▶ EXERCISE: From the entries below, copy every line holding the word "left".

□ □ □ □ □ □ □

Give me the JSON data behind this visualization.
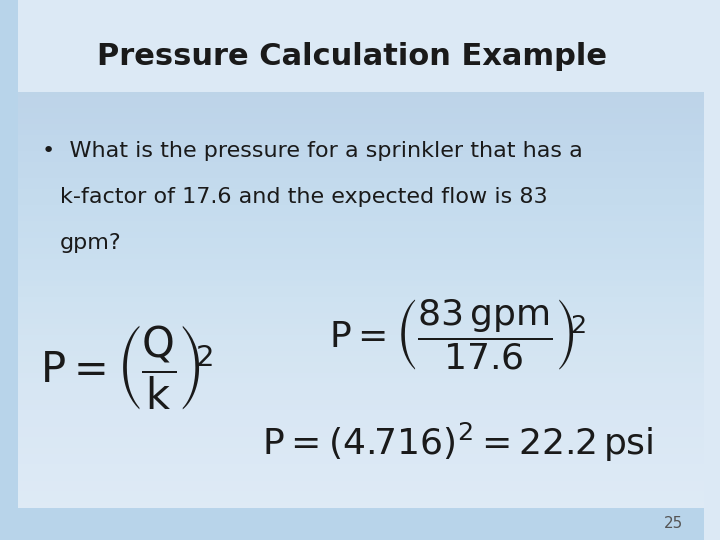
{
  "title": "Pressure Calculation Example",
  "bullet_text": "What is the pressure for a sprinkler that has a\nk-factor of 17.6 and the expected flow is 83\ngpm?",
  "formula_general": "P = \\left(\\frac{Q}{k}\\right)^2",
  "formula_substituted": "P = \\left(\\frac{83\\,\\mathrm{gpm}}{17.6}\\right)^2",
  "formula_result": "P = \\left(4.716\\right)^2 = 22.2\\,\\mathrm{psi}",
  "bg_color_top": "#dce9f5",
  "bg_color_bottom": "#c8dff0",
  "title_color": "#1a1a1a",
  "text_color": "#1a1a1a",
  "slide_number": "25",
  "title_fontsize": 22,
  "bullet_fontsize": 16,
  "formula_fontsize": 22,
  "formula_result_fontsize": 22
}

□ □ □ □ □ □ □

▶ WRITTEN SOLUTION:
  "formula_general": "P = \\left(\\frac{Q}{k}\\right)^2",
  "formula_substituted": "P = \\left(\\frac{83\\,\\mathrm{gpm}}{17.6}\\right)^2",
  "formula_result": "P = \\left(4.716\\right)^2 = 22.2\\,\\mathrm{psi}",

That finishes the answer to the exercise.